• Instructions for the task
For every line in the records that has the word "Stalls", make a copy.

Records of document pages
»»

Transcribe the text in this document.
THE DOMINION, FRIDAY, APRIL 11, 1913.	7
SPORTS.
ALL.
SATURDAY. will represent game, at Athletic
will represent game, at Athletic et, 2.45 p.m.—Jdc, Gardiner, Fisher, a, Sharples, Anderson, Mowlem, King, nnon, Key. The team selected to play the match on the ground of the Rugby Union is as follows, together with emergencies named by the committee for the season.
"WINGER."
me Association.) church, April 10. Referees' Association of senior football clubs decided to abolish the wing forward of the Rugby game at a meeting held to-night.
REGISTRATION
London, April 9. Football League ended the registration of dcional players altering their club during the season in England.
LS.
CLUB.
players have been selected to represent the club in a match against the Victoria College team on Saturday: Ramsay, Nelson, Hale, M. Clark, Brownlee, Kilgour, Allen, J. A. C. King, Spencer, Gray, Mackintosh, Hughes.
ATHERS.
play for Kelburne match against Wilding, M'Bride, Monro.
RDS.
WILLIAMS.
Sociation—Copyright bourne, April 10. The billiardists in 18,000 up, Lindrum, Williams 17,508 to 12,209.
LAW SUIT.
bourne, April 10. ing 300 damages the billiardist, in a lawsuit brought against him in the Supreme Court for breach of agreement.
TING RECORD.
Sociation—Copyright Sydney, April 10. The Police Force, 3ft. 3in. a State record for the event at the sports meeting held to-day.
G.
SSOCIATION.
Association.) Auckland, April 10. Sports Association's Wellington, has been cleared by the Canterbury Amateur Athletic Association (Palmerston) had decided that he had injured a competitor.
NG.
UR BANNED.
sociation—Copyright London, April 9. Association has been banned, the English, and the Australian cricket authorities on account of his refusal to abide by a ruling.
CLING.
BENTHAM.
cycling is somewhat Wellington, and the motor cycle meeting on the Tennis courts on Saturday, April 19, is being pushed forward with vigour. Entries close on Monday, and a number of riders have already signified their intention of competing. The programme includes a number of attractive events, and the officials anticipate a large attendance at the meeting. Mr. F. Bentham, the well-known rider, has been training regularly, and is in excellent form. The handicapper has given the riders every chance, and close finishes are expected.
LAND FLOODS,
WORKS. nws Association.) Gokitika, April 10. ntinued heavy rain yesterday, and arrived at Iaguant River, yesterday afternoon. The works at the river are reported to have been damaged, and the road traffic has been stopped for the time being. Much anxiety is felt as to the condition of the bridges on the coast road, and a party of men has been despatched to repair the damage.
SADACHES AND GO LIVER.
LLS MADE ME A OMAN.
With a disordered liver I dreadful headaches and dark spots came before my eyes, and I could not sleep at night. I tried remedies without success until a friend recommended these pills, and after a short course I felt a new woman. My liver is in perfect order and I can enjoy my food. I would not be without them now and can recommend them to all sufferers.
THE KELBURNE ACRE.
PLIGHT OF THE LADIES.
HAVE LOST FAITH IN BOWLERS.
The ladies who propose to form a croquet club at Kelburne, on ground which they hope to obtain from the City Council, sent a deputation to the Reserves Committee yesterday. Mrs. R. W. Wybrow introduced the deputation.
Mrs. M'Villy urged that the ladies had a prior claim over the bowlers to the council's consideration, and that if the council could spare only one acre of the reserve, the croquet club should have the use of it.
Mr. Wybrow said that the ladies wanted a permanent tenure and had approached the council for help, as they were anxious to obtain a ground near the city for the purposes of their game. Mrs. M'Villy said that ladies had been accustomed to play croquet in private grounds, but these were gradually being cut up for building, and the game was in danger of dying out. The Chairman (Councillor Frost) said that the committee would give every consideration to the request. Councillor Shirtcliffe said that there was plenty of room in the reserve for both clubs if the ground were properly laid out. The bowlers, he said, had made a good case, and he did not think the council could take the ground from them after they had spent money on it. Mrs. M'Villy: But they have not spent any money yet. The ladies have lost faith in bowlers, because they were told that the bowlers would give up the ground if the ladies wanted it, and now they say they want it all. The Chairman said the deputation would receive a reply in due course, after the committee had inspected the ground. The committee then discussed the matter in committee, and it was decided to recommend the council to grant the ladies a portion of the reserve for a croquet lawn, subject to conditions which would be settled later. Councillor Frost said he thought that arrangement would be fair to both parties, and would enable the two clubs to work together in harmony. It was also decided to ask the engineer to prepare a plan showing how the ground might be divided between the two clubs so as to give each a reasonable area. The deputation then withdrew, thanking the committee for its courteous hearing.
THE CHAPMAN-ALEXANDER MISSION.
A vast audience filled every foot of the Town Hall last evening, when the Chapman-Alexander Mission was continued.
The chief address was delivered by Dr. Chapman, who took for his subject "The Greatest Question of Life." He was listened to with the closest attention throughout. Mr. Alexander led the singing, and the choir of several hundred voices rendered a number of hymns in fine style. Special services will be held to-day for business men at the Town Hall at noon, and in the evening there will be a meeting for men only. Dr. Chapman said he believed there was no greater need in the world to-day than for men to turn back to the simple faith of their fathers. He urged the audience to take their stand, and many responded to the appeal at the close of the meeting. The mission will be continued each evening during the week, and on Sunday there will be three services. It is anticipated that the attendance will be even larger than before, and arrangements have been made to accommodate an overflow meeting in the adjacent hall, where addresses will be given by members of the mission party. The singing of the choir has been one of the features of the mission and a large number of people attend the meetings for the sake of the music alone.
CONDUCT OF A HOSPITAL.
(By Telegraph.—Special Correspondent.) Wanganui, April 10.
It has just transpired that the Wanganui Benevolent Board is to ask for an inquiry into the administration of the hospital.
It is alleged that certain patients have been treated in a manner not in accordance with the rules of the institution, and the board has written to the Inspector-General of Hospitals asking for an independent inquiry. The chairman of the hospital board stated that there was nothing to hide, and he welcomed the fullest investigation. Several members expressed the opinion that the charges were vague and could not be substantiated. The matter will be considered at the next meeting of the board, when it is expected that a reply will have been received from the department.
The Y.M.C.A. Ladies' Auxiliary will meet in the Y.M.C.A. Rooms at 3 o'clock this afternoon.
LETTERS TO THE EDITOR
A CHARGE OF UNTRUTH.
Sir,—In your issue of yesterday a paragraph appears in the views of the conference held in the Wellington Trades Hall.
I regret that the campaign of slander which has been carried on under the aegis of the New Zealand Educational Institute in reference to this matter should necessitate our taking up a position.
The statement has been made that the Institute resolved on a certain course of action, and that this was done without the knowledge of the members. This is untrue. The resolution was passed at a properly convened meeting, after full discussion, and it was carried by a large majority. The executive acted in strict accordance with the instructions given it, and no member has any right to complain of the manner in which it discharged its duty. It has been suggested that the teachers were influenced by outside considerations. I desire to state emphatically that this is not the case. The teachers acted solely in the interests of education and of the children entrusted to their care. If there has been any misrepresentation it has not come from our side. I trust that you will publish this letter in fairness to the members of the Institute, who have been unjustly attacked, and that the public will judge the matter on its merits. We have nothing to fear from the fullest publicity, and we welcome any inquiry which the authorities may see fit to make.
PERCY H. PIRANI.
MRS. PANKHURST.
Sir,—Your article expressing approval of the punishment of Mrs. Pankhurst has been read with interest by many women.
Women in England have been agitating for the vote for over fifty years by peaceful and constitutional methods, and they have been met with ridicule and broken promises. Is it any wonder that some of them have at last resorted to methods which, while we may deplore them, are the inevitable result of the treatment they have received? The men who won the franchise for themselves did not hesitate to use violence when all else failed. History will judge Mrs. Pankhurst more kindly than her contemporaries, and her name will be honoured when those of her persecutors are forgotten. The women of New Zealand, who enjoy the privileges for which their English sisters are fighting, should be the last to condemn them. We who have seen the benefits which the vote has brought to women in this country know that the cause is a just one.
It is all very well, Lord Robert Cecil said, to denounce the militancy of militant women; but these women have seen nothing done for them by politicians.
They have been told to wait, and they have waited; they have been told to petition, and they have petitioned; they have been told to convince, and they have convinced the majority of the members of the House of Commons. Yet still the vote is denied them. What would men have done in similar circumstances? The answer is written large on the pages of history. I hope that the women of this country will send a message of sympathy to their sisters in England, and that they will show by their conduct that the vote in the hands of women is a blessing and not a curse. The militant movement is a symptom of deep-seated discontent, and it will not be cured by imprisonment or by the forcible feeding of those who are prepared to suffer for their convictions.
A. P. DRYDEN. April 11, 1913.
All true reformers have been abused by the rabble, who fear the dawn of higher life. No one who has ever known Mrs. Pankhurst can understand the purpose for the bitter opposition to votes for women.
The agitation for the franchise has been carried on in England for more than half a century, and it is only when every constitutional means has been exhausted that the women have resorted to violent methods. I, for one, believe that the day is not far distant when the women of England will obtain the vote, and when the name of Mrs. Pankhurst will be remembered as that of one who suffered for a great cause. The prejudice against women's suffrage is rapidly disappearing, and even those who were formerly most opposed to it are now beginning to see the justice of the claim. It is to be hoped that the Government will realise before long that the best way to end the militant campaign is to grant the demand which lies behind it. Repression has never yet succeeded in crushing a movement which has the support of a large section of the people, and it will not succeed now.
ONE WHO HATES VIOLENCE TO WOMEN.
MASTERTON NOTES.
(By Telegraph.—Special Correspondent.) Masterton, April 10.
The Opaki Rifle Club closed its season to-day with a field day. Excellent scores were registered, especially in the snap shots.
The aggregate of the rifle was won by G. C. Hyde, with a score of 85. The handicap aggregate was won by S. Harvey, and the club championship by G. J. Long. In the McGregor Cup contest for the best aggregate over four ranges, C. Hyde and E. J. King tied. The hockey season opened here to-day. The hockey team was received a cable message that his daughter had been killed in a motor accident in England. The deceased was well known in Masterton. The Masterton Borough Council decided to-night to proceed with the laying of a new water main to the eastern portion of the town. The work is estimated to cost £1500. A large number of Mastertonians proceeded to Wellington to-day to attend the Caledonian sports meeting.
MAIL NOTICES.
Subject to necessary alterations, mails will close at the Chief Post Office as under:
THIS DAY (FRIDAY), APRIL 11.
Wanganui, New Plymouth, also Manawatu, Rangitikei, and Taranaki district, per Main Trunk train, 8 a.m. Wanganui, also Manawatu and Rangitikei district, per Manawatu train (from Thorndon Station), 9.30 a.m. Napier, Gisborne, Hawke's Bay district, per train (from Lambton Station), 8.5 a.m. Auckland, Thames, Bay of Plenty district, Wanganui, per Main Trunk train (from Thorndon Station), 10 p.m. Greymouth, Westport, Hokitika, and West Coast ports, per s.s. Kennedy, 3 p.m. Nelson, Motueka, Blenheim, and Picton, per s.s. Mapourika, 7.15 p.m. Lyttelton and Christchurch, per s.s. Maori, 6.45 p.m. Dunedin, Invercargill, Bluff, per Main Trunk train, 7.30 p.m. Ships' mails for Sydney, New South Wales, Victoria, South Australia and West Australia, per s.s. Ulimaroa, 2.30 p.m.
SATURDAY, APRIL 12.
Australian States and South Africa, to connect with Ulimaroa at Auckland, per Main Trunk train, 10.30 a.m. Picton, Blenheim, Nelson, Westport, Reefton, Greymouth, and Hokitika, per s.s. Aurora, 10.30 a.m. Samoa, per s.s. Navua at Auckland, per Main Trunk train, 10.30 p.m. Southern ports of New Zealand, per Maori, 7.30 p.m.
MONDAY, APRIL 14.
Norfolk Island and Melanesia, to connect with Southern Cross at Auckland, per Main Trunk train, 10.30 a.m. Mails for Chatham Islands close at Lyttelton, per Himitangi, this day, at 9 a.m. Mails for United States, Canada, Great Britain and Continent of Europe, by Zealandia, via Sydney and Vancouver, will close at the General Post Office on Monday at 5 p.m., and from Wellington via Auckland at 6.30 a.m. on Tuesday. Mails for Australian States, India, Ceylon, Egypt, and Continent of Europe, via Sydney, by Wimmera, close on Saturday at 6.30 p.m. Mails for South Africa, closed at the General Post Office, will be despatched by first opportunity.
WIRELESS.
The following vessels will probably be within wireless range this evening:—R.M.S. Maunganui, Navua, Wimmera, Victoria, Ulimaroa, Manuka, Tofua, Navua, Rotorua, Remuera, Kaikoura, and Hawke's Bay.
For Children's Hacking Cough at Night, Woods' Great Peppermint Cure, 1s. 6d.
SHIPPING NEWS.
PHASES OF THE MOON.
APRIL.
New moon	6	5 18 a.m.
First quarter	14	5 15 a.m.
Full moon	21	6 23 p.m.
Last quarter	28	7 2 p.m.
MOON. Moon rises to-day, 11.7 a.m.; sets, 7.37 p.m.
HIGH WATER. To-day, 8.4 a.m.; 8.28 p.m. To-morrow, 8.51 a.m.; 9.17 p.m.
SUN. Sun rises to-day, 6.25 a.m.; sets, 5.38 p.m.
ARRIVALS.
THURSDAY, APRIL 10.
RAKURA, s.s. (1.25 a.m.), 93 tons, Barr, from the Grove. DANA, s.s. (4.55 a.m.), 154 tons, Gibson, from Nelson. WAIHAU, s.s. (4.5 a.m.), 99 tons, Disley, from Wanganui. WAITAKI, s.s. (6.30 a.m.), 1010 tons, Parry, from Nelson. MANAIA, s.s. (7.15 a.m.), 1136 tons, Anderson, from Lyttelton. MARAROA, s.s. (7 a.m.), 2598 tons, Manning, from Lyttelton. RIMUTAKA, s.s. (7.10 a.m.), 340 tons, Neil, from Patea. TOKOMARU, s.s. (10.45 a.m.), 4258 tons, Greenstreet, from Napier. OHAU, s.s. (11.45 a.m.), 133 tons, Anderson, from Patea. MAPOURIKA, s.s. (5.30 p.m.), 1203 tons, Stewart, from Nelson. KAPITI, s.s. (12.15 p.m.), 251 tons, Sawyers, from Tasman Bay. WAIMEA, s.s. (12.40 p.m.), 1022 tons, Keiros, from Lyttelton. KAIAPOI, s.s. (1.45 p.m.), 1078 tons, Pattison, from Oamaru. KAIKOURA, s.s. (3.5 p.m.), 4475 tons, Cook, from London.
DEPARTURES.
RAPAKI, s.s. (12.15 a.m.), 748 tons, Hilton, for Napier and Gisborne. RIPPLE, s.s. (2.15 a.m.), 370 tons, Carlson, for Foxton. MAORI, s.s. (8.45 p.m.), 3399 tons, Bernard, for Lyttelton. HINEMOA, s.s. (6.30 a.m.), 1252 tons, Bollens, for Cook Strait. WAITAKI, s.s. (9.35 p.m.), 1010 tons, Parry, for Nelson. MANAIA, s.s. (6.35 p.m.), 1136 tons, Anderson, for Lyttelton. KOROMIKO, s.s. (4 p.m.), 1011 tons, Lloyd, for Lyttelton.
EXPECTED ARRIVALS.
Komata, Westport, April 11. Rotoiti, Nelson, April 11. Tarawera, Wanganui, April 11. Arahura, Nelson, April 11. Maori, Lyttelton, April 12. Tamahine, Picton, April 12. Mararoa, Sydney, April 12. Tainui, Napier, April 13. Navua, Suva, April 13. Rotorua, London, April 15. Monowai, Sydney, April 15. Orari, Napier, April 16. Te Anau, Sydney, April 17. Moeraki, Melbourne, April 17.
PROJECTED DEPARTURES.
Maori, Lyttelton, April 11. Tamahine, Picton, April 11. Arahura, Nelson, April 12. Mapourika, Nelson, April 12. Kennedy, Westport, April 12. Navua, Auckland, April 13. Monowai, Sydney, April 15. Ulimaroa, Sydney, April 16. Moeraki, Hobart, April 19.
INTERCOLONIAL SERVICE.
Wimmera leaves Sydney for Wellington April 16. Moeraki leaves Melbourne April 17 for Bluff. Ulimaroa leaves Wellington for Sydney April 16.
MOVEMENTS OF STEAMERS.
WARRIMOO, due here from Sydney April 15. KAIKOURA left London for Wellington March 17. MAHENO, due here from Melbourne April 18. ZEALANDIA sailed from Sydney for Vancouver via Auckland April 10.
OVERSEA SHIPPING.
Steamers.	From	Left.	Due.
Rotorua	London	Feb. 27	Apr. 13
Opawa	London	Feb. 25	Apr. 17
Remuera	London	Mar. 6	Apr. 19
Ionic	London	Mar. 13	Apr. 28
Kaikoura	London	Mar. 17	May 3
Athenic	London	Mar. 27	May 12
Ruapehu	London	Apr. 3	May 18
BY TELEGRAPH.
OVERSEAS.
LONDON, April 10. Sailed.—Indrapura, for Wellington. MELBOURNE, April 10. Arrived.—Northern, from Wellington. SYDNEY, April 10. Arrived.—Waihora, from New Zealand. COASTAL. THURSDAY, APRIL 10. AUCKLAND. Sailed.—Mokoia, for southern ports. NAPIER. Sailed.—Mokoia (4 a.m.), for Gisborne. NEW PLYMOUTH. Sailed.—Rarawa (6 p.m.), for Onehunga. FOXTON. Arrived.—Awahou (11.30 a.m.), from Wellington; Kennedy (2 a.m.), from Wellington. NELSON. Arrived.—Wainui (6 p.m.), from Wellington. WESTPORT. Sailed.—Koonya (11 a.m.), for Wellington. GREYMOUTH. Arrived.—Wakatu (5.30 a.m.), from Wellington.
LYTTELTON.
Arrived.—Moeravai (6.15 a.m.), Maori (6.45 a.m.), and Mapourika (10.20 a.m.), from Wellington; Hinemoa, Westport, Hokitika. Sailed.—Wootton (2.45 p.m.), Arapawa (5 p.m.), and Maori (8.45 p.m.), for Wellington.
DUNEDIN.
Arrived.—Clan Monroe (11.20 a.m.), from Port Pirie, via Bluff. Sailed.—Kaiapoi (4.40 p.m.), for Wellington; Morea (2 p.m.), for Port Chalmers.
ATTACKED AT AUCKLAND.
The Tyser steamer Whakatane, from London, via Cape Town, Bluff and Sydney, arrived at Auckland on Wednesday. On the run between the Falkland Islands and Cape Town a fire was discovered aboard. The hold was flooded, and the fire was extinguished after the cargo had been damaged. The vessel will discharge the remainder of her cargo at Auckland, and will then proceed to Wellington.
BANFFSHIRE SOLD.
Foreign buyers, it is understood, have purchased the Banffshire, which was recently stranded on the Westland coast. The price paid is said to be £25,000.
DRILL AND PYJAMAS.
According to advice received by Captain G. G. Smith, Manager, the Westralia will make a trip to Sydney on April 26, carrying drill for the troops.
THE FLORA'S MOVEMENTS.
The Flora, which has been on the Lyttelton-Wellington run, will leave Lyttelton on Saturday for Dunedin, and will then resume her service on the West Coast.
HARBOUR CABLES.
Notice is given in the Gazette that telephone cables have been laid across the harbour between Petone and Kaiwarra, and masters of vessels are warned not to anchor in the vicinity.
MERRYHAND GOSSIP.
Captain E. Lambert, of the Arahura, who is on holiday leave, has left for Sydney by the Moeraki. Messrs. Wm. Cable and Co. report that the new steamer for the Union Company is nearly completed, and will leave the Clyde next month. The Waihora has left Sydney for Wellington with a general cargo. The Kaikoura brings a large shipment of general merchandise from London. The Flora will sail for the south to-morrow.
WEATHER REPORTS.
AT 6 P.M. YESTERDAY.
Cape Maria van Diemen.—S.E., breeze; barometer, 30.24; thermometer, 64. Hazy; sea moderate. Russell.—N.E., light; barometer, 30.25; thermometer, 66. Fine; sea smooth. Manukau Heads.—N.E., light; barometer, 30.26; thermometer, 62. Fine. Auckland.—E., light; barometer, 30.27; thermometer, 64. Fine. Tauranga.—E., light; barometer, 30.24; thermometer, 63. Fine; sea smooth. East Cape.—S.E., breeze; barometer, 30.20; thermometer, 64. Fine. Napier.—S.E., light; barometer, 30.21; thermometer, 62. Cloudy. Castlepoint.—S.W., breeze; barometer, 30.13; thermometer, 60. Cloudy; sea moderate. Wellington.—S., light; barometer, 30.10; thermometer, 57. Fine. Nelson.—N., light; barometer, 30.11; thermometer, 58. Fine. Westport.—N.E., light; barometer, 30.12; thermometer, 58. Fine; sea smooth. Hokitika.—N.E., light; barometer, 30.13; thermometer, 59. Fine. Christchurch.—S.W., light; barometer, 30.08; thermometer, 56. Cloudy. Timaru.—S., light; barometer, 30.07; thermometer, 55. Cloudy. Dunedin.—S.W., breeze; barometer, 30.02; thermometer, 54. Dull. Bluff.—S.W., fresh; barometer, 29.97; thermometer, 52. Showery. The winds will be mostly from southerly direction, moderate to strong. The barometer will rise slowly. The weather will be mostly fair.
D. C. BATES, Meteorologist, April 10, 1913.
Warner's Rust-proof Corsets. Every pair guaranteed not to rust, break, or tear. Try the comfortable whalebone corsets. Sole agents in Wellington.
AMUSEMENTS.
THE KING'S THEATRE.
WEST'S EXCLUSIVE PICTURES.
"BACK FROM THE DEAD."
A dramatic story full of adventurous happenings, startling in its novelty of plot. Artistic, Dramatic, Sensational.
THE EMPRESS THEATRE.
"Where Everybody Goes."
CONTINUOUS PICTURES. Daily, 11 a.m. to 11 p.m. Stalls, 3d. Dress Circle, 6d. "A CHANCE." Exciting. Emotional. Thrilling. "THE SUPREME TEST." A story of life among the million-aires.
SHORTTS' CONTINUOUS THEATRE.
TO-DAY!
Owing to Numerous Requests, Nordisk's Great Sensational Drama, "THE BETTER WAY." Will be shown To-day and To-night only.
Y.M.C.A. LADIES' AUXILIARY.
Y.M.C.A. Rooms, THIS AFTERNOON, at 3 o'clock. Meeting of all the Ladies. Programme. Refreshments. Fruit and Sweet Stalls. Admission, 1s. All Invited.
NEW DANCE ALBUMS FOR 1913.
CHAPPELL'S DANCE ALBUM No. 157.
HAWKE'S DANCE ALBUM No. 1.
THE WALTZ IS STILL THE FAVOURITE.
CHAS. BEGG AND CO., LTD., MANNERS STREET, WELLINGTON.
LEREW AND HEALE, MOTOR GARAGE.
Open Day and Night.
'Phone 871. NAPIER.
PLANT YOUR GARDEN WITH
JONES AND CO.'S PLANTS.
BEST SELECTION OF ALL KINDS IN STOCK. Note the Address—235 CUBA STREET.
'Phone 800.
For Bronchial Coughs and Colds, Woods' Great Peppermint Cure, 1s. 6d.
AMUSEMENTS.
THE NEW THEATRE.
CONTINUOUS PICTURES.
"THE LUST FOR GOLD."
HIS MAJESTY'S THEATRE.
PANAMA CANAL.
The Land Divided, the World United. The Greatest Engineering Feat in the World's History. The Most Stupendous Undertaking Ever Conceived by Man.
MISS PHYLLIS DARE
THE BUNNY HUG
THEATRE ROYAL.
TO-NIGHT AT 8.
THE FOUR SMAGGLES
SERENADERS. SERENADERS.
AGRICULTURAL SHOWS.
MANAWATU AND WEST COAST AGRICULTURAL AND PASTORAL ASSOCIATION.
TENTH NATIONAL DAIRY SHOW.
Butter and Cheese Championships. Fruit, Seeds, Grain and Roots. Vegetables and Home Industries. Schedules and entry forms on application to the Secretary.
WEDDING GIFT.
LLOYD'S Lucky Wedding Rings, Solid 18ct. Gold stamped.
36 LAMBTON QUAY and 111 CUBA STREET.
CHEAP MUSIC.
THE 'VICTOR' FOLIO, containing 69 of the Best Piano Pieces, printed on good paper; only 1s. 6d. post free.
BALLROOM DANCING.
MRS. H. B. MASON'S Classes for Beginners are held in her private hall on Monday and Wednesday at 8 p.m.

««

• Result for this exercise
CONTINUOUS PICTURES. Daily, 11 a.m. to 11 p.m. Stalls, 3d. Dress Circle, 6d. "A CHANCE." Exciting. Emotional. Thrilling. "THE SUPREME TEST." A story of life among the million-aires.
Y.M.C.A. Rooms, THIS AFTERNOON, at 3 o'clock. Meeting of all the Ladies. Programme. Refreshments. Fruit and Sweet Stalls. Admission, 1s. All Invited.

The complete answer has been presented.